[Rows from a dataset]

⁂

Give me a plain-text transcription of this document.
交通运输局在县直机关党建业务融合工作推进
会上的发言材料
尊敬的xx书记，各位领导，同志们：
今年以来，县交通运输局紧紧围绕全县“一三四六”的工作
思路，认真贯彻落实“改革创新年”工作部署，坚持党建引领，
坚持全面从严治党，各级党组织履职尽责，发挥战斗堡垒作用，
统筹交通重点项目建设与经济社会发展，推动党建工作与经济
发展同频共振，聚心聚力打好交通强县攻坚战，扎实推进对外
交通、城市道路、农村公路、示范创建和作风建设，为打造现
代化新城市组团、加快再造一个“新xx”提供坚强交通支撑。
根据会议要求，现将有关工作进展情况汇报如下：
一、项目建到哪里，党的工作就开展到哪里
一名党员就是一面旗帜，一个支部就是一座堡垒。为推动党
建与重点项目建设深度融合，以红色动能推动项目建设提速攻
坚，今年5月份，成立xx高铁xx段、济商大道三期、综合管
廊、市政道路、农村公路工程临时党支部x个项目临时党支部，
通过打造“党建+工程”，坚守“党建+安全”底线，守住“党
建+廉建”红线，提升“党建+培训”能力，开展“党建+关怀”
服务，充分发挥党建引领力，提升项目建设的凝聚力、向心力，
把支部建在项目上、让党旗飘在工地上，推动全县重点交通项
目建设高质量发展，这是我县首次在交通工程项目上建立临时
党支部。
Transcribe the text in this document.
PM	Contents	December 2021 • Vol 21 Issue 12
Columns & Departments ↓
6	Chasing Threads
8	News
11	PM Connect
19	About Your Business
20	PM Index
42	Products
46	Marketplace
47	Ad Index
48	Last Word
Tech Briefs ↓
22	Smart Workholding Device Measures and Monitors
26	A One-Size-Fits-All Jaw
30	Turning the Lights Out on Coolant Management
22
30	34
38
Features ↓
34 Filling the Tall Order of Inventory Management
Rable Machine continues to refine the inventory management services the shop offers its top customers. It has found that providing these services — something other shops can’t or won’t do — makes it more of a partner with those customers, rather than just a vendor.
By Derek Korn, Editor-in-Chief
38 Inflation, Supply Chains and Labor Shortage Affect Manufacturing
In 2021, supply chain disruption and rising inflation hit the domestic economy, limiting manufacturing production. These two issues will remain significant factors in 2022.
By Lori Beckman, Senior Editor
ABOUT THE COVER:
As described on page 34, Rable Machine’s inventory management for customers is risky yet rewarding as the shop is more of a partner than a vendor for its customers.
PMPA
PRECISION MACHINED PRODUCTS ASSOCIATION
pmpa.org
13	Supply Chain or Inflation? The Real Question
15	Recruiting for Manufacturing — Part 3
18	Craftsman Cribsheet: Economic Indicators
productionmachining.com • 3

⁂

Required work
Copy out every line where the word "text" occurs.

Right answer
Give me a plain-text transcription of this document.
Transcribe the text in this document.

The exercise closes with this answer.